-- WHAT IS ASKED --
Rewrite the data from its start through the line containing "command-link[interactable]: /me [330,89,379,119]", switching "command-line" to "command-row" and leaving everything else unchanged.

-- Bounding box entries --
= = = = = = =

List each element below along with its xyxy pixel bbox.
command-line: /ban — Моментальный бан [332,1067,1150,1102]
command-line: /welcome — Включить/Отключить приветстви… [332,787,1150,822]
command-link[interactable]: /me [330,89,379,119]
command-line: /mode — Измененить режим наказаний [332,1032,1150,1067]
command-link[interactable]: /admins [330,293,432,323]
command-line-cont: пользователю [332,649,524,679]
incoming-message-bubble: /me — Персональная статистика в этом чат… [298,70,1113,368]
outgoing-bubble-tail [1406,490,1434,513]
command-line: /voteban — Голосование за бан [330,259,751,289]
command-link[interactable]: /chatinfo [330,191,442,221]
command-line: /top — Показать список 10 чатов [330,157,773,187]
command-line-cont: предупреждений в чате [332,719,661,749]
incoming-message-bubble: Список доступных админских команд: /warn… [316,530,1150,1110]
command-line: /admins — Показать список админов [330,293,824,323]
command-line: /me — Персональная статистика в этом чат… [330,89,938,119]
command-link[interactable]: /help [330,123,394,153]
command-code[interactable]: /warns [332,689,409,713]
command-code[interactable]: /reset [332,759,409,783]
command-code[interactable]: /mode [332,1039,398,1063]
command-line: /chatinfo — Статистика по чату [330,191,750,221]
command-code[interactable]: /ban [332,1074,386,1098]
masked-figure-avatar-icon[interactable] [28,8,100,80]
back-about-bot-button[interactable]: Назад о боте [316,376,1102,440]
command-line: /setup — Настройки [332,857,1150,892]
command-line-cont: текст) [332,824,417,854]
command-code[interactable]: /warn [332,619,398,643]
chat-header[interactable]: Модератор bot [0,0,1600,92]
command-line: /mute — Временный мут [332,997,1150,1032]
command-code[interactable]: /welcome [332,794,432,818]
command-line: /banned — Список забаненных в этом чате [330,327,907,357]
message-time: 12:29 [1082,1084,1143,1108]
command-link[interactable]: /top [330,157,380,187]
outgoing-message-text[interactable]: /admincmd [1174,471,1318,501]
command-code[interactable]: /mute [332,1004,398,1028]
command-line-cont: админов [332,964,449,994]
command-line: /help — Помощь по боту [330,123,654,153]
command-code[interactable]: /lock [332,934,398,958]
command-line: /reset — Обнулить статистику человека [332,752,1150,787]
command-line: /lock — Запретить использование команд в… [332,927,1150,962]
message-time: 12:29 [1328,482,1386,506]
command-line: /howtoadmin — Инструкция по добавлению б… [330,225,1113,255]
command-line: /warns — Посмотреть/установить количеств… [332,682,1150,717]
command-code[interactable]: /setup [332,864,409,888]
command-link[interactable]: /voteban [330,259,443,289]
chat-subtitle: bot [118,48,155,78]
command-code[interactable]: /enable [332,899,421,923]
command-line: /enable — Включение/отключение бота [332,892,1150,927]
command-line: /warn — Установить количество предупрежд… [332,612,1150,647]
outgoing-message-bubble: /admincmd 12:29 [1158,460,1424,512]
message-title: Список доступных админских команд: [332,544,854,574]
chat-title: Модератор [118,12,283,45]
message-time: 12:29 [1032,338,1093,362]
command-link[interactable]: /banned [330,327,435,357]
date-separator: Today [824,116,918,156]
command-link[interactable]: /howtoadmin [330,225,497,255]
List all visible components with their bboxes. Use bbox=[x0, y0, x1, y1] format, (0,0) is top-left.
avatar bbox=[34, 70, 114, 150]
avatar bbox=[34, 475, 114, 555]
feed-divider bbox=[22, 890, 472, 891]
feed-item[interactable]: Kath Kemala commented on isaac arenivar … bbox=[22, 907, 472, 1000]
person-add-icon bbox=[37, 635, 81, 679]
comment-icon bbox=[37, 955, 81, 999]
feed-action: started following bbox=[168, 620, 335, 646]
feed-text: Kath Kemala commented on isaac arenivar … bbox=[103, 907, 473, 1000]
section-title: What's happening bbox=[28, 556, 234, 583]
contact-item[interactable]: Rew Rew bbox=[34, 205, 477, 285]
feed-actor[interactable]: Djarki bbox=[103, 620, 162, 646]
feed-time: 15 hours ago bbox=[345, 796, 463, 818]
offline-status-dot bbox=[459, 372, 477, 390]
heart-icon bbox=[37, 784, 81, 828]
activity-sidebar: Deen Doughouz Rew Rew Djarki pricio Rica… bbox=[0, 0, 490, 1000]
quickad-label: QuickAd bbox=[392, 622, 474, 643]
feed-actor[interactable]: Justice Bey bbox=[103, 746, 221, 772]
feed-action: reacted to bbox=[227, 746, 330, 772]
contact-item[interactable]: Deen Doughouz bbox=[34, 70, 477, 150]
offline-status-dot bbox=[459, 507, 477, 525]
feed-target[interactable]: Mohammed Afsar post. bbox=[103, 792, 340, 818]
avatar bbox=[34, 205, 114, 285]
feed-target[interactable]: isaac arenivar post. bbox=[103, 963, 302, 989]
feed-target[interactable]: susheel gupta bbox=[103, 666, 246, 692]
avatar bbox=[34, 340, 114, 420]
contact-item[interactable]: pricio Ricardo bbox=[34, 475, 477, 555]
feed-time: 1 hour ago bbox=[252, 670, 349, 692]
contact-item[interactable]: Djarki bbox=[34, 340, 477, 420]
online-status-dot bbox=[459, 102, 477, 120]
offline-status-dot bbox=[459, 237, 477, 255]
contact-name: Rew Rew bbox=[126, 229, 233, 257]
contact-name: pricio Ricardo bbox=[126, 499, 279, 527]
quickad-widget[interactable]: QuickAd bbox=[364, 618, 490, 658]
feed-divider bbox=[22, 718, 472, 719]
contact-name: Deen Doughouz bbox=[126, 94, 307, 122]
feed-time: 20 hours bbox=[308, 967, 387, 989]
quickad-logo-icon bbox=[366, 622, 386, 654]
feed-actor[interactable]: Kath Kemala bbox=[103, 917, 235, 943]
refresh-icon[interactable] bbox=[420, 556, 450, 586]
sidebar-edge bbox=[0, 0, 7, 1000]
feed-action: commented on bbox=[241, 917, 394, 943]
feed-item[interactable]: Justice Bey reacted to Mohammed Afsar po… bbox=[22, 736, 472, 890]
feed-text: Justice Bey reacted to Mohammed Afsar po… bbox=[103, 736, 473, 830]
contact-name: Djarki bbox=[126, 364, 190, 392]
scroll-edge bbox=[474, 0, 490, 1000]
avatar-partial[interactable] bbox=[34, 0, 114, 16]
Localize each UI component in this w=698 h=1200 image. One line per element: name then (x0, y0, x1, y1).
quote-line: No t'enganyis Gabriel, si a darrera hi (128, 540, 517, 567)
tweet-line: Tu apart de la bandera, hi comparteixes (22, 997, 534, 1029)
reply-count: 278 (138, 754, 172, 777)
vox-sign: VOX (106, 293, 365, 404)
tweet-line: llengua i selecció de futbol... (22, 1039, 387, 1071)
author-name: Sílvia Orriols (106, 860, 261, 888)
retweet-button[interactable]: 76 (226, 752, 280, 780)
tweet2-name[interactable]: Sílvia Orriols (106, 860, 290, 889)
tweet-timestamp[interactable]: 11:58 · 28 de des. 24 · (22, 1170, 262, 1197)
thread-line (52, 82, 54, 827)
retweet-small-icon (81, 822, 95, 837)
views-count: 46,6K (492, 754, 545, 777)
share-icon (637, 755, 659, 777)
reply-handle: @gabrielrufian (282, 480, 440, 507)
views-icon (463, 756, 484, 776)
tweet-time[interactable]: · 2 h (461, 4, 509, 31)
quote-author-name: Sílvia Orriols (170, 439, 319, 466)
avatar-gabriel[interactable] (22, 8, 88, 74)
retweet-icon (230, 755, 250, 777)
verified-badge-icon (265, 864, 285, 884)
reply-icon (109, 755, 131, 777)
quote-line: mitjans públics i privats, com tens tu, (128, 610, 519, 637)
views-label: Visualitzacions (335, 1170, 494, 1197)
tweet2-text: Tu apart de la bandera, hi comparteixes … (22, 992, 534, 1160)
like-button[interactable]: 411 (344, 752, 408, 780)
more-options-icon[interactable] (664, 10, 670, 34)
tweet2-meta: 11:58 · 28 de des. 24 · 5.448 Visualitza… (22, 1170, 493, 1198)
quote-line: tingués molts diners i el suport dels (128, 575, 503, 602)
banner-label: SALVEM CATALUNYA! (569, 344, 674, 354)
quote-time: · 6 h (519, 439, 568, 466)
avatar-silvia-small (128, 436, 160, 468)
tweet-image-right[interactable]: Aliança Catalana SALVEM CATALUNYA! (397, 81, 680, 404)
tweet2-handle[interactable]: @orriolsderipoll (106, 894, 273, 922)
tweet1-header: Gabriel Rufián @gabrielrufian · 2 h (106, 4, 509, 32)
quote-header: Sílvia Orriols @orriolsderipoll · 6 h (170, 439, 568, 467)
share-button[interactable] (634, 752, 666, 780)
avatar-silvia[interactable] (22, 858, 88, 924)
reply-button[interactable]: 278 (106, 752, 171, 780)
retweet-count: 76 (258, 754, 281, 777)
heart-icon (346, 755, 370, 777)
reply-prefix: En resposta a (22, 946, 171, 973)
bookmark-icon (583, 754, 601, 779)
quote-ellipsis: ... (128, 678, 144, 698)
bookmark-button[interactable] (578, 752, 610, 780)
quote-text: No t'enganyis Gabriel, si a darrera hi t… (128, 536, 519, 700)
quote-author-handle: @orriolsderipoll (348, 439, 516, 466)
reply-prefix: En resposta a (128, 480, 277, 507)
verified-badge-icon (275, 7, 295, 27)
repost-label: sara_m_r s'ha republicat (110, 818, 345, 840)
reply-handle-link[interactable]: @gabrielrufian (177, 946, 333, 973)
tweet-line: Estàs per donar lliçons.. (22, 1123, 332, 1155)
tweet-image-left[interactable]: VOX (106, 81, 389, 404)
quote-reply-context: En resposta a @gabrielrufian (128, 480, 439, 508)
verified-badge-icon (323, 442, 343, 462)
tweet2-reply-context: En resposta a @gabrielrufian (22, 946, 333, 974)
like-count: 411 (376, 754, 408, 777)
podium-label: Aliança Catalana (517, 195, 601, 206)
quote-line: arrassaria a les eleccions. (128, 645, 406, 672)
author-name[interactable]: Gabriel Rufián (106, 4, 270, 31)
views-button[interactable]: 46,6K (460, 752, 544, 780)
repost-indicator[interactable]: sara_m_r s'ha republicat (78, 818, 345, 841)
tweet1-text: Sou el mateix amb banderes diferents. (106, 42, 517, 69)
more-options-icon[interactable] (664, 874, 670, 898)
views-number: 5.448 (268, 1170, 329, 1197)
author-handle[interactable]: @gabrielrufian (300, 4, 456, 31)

= = = = = = =

-- RESULT --
List each element below along with its xyxy pixel bbox.
command-row: /ban — Моментальный бан [332,1067,1150,1102]
command-row: /welcome — Включить/Отключить приветстви… [332,787,1150,822]
command-link[interactable]: /me [330,89,379,119]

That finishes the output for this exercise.